Stated exercise: For each line that holds "aircraft", copy the line out.

[Dataset items]
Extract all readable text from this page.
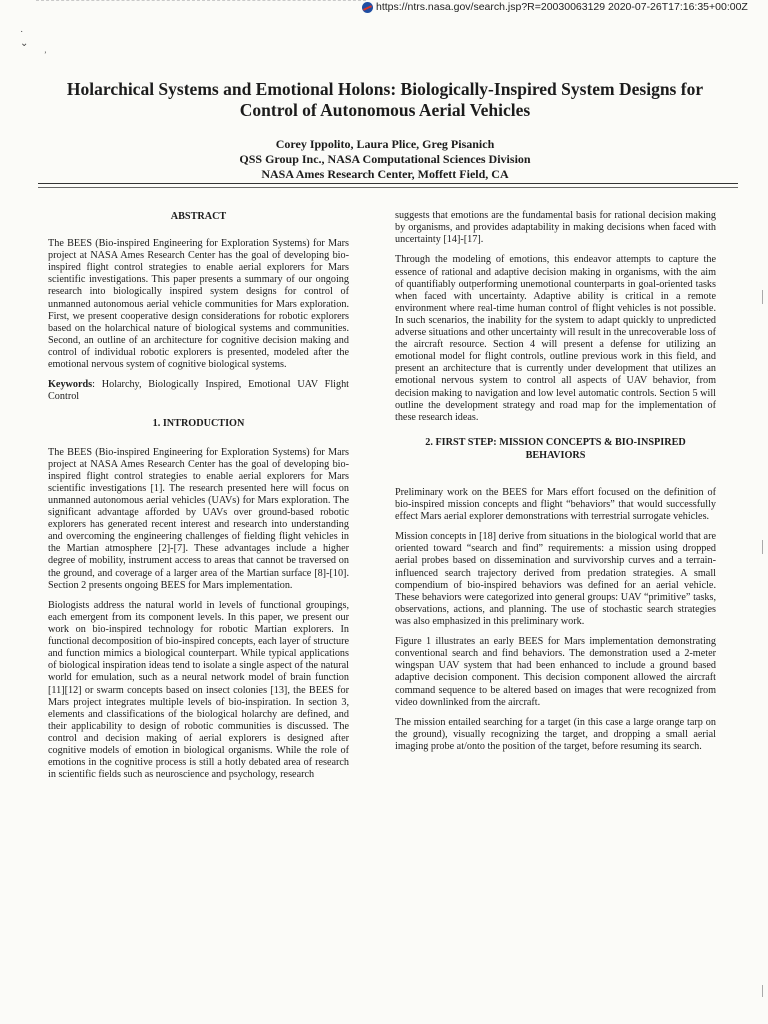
https://ntrs.nasa.gov/search.jsp?R=20030063129 2020-07-26T17:16:35+00:00Z
˙
⌄
’
Holarchical Systems and Emotional Holons: Biologically-Inspired System Designs for Control of Autonomous Aerial Vehicles
Corey Ippolito, Laura Plice, Greg Pisanich
QSS Group Inc., NASA Computational Sciences Division
NASA Ames Research Center, Moffett Field, CA
ABSTRACT

The BEES (Bio-inspired Engineering for Exploration Systems) for Mars project at NASA Ames Research Center has the goal of developing bio-inspired flight control strategies to enable aerial explorers for Mars scientific investigations. This paper presents a summary of our ongoing research into biologically inspired system designs for control of unmanned autonomous aerial vehicle communities for Mars exploration. First, we present cooperative design considerations for robotic explorers based on the holarchical nature of biological systems and communities. Second, an outline of an architecture for cognitive decision making and control of individual robotic explorers is presented, modeled after the emotional nervous system of cognitive biological systems.

Keywords: Holarchy, Biologically Inspired, Emotional UAV Flight Control

1. INTRODUCTION

The BEES (Bio-inspired Engineering for Exploration Systems) for Mars project at NASA Ames Research Center has the goal of developing bio-inspired flight control strategies to enable aerial explorers for Mars scientific investigations [1]. The research presented here will focus on unmanned autonomous aerial vehicles (UAVs) for Mars exploration. The significant advantage afforded by UAVs over ground-based robotic explorers has generated recent interest and research into understanding and overcoming the engineering challenges of fielding flight vehicles in the Martian atmosphere [2]-[7]. These advantages include a higher degree of mobility, instrument access to areas that cannot be traversed on the ground, and coverage of a larger area of the Martian surface [8]-[10]. Section 2 presents ongoing BEES for Mars implementation.

Biologists address the natural world in levels of functional groupings, each emergent from its component levels. In this paper, we present our work on bio-inspired technology for robotic Martian explorers. In functional decomposition of bio-inspired concepts, each layer of structure and function mimics a biological counterpart. While typical applications of biological inspiration ideas tend to isolate a single aspect of the natural world for emulation, such as a neural network model of brain function [11][12] or swarm concepts based on insect colonies [13], the BEES for Mars project integrates multiple levels of bio-inspiration. In section 3, elements and classifications of the biological holarchy are defined, and their applicability to design of robotic communities is discussed. The control and decision making of aerial explorers is designed after cognitive models of emotion in biological organisms. While the role of emotions in the cognitive process is still a hotly debated area of research in scientific fields such as neuroscience and psychology, research

suggests that emotions are the fundamental basis for rational decision making by organisms, and provides adaptability in making decisions when faced with uncertainty [14]-[17].

Through the modeling of emotions, this endeavor attempts to capture the essence of rational and adaptive decision making in organisms, with the aim of quantifiably outperforming unemotional counterparts in goal-oriented tasks when faced with uncertainty. Adaptive ability is critical in a remote environment where real-time human control of flight vehicles is not possible. In such scenarios, the inability for the system to adapt quickly to unpredicted adverse situations and other uncertainty will result in the unrecoverable loss of the aircraft resource. Section 4 will present a defense for utilizing an emotional model for flight controls, outline previous work in this field, and present an architecture that is currently under development that utilizes an emotional nervous system to control all aspects of UAV behavior, from decision making to navigation and low level automatic controls. Section 5 will outline the development strategy and road map for the implementation of these research ideas.

2. FIRST STEP: MISSION CONCEPTS & BIO-INSPIRED BEHAVIORS

Preliminary work on the BEES for Mars effort focused on the definition of bio-inspired mission concepts and flight “behaviors” that would successfully effect Mars aerial explorer demonstrations with terrestrial surrogate vehicles.

Mission concepts in [18] derive from situations in the biological world that are oriented toward “search and find” requirements: a mission using dropped aerial probes based on dissemination and survivorship curves and a terrain-influenced search trajectory derived from predation strategies. A small compendium of bio-inspired behaviors was defined for an aerial vehicle. These behaviors were categorized into general groups: UAV “primitive” tasks, observations, actions, and planning. The use of stochastic search strategies was also emphasized in this preliminary work.

Figure 1 illustrates an early BEES for Mars implementation demonstrating conventional search and find behaviors. The demonstration used a 2-meter wingspan UAV system that had been enhanced to include a ground based adaptive decision component. This decision component allowed the aircraft command sequence to be altered based on images that were recognized from video downlinked from the aircraft.

The mission entailed searching for a target (in this case a large orange tarp on the ground), visually recognizing the target, and dropping a small aerial imaging probe at/onto the position of the target, before resuming its search.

Response to this task:
Through the modeling of emotions, this endeavor attempts to capture the essence of rational and adaptive decision making in organisms, with the aim of quantifiably outperforming unemotional counterparts in goal-oriented tasks when faced with uncertainty. Adaptive ability is critical in a remote environment where real-time human control of flight vehicles is not possible. In such scenarios, the inability for the system to adapt quickly to unpredicted adverse situations and other uncertainty will result in the unrecoverable loss of the aircraft resource. Section 4 will present a defense for utilizing an emotional model for flight controls, outline previous work in this field, and present an architecture that is currently under development that utilizes an emotional nervous system to control all aspects of UAV behavior, from decision making to navigation and low level automatic controls. Section 5 will outline the development strategy and road map for the implementation of these research ideas.
Figure 1 illustrates an early BEES for Mars implementation demonstrating conventional search and find behaviors. The demonstration used a 2-meter wingspan UAV system that had been enhanced to include a ground based adaptive decision component. This decision component allowed the aircraft command sequence to be altered based on images that were recognized from video downlinked from the aircraft.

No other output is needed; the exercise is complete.